WHAT YOU NEED TO DO ::
Output the entries below exactly as written, omitting pictures.

DATA TO USE ::
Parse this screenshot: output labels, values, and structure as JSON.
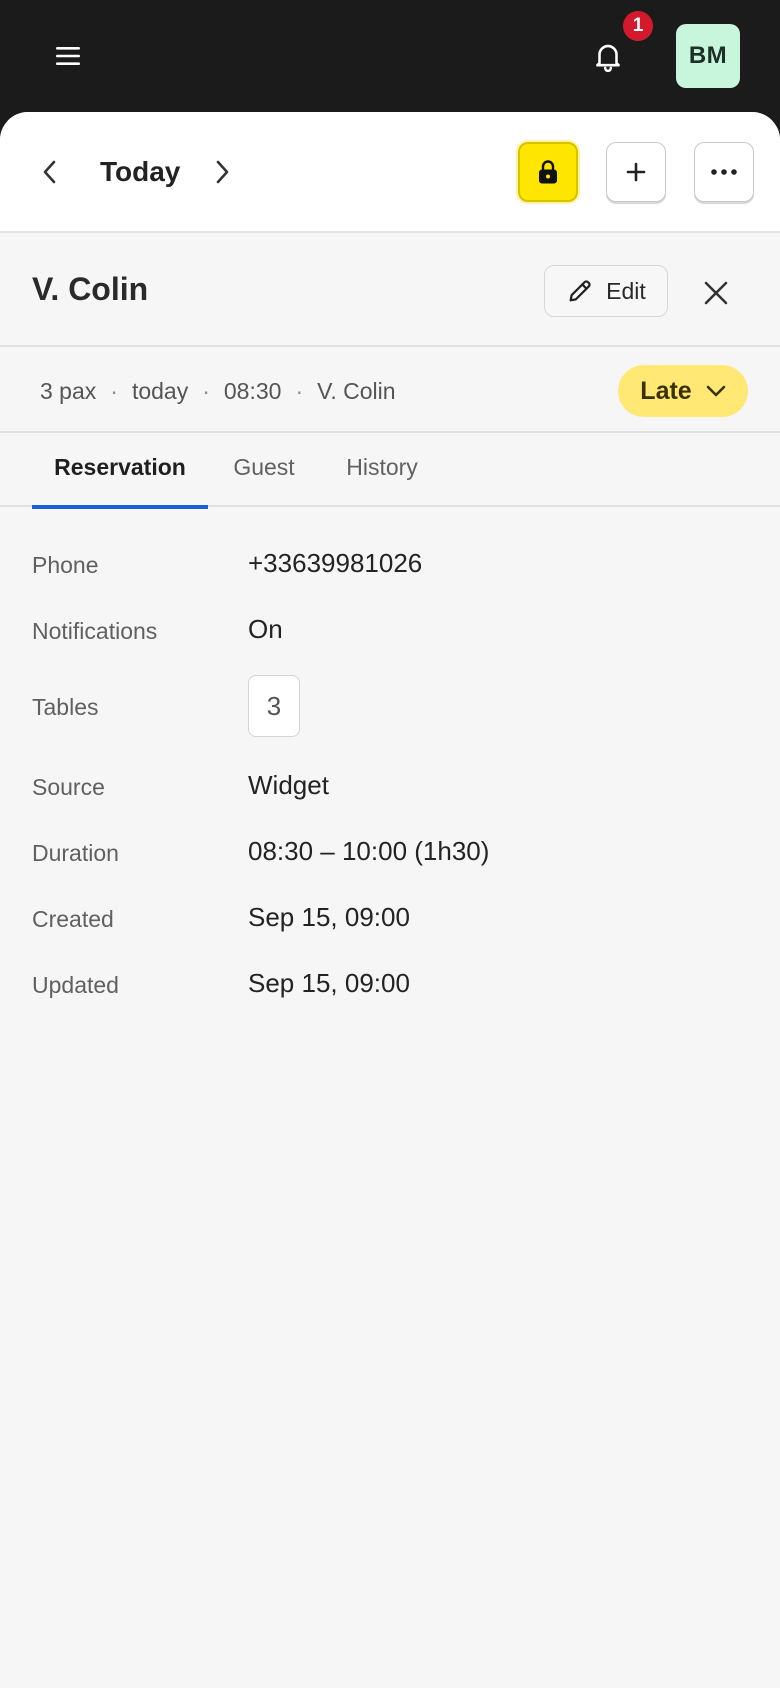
{
  "topbar": {
    "menu_icon": "hamburger-icon",
    "bell_icon": "bell-icon",
    "notification_count": "1",
    "avatar_initials": "BM",
    "avatar_color": "#c7f6dc"
  },
  "date_nav": {
    "prev_icon": "chevron-left-icon",
    "title": "Today",
    "next_icon": "chevron-right-icon",
    "lock_icon": "lock-icon",
    "lock_color": "#ffe600",
    "add_icon": "plus-icon",
    "more_icon": "more-horizontal-icon"
  },
  "reservation": {
    "guest_name": "V. Colin",
    "edit_label": "Edit",
    "summary": {
      "pax": "3 pax",
      "day": "today",
      "time": "08:30",
      "guest": "V. Colin",
      "separator": "·"
    },
    "status": {
      "label": "Late",
      "color": "#ffe873"
    }
  },
  "tabs": [
    {
      "label": "Reservation",
      "active": true
    },
    {
      "label": "Guest",
      "active": false
    },
    {
      "label": "History",
      "active": false
    }
  ],
  "accent_color": "#1a5fd6",
  "details": {
    "phone": {
      "label": "Phone",
      "value": "+33639981026"
    },
    "notifications": {
      "label": "Notifications",
      "value": "On"
    },
    "tables": {
      "label": "Tables",
      "value": "3"
    },
    "source": {
      "label": "Source",
      "value": "Widget"
    },
    "duration": {
      "label": "Duration",
      "value": "08:30 – 10:00 (1h30)"
    },
    "created": {
      "label": "Created",
      "value": "Sep 15, 09:00"
    },
    "updated": {
      "label": "Updated",
      "value": "Sep 15, 09:00"
    }
  }
}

SOLUTION FOR THIS TASK ::
Parse this screenshot: output labels, values, and structure as JSON.
{
  "topbar": {
    "menu_icon": "hamburger-icon",
    "bell_icon": "bell-icon",
    "notification_count": "1",
    "avatar_initials": "BM",
    "avatar_color": "#c7f6dc"
  },
  "date_nav": {
    "prev_icon": "chevron-left-icon",
    "title": "Today",
    "next_icon": "chevron-right-icon",
    "lock_icon": "lock-icon",
    "lock_color": "#ffe600",
    "add_icon": "plus-icon",
    "more_icon": "more-horizontal-icon"
  },
  "reservation": {
    "guest_name": "V. Colin",
    "edit_label": "Edit",
    "summary": {
      "pax": "3 pax",
      "day": "today",
      "time": "08:30",
      "guest": "V. Colin",
      "separator": "·"
    },
    "status": {
      "label": "Late",
      "color": "#ffe873"
    }
  },
  "tabs": [
    {
      "label": "Reservation",
      "active": true
    },
    {
      "label": "Guest",
      "active": false
    },
    {
      "label": "History",
      "active": false
    }
  ],
  "accent_color": "#1a5fd6",
  "details": {
    "phone": {
      "label": "Phone",
      "value": "+33639981026"
    },
    "notifications": {
      "label": "Notifications",
      "value": "On"
    },
    "tables": {
      "label": "Tables",
      "value": "3"
    },
    "source": {
      "label": "Source",
      "value": "Widget"
    },
    "duration": {
      "label": "Duration",
      "value": "08:30 – 10:00 (1h30)"
    },
    "created": {
      "label": "Created",
      "value": "Sep 15, 09:00"
    },
    "updated": {
      "label": "Updated",
      "value": "Sep 15, 09:00"
    }
  }
}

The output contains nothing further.